[Saved data entries]
- - -

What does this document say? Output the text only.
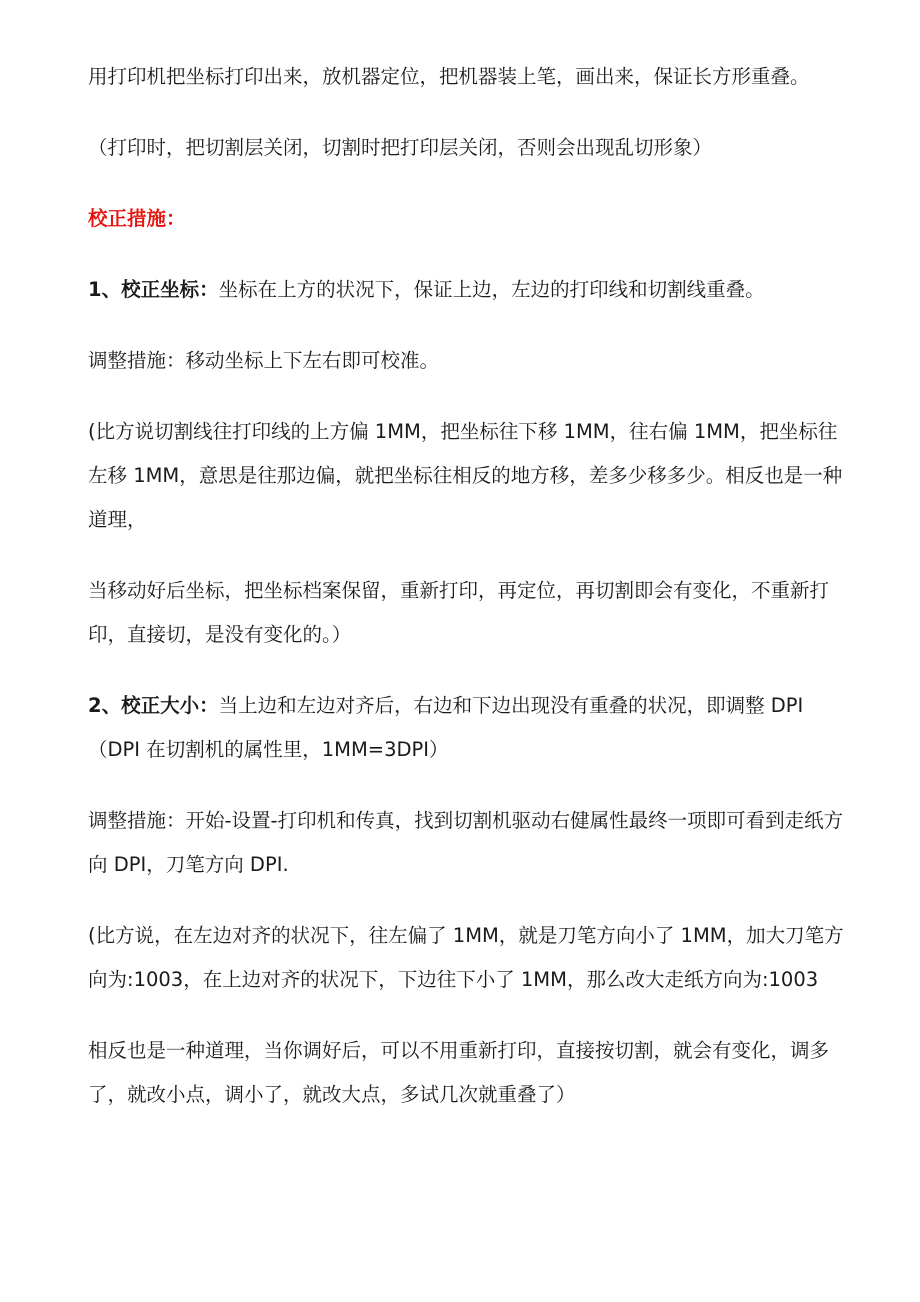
用打印机把坐标打印出来，放机器定位，把机器装上笔，画出来，保证长方形重叠。

（打印时，把切割层关闭，切割时把打印层关闭，否则会出现乱切形象）

校正措施：

1、校正坐标：坐标在上方的状况下，保证上边，左边的打印线和切割线重叠。

调整措施：移动坐标上下左右即可校准。

(比方说切割线往打印线的上方偏 1MM，把坐标往下移 1MM，往右偏 1MM，把坐标往左移 1MM，意思是往那边偏，就把坐标往相反的地方移，差多少移多少。相反也是一种道理，

当移动好后坐标，把坐标档案保留，重新打印，再定位，再切割即会有变化，不重新打印，直接切，是没有变化的。）

2、校正大小：当上边和左边对齐后，右边和下边出现没有重叠的状况，即调整 DPI（DPI 在切割机的属性里，1MM=3DPI）

调整措施：开始-设置-打印机和传真，找到切割机驱动右健属性最终一项即可看到走纸方向 DPI，刀笔方向 DPI.

(比方说，在左边对齐的状况下，往左偏了 1MM，就是刀笔方向小了 1MM，加大刀笔方向为:1003，在上边对齐的状况下，下边往下小了 1MM，那么改大走纸方向为:1003

相反也是一种道理，当你调好后，可以不用重新打印，直接按切割，就会有变化，调多了，就改小点，调小了，就改大点，多试几次就重叠了）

- - -

Short task
In the copy, include all records verbatim but no images.

Solution for this task
What does this document say? Output the text only.
用打印机把坐标打印出来，放机器定位，把机器装上笔，画出来，保证长方形重叠。

（打印时，把切割层关闭，切割时把打印层关闭，否则会出现乱切形象）

校正措施：

1、校正坐标：坐标在上方的状况下，保证上边，左边的打印线和切割线重叠。

调整措施：移动坐标上下左右即可校准。

(比方说切割线往打印线的上方偏 1MM，把坐标往下移 1MM，往右偏 1MM，把坐标往左移 1MM，意思是往那边偏，就把坐标往相反的地方移，差多少移多少。相反也是一种道理，

当移动好后坐标，把坐标档案保留，重新打印，再定位，再切割即会有变化，不重新打印，直接切，是没有变化的。）

2、校正大小：当上边和左边对齐后，右边和下边出现没有重叠的状况，即调整 DPI（DPI 在切割机的属性里，1MM=3DPI）

调整措施：开始-设置-打印机和传真，找到切割机驱动右健属性最终一项即可看到走纸方向 DPI，刀笔方向 DPI.

(比方说，在左边对齐的状况下，往左偏了 1MM，就是刀笔方向小了 1MM，加大刀笔方向为:1003，在上边对齐的状况下，下边往下小了 1MM，那么改大走纸方向为:1003

相反也是一种道理，当你调好后，可以不用重新打印，直接按切割，就会有变化，调多了，就改小点，调小了，就改大点，多试几次就重叠了）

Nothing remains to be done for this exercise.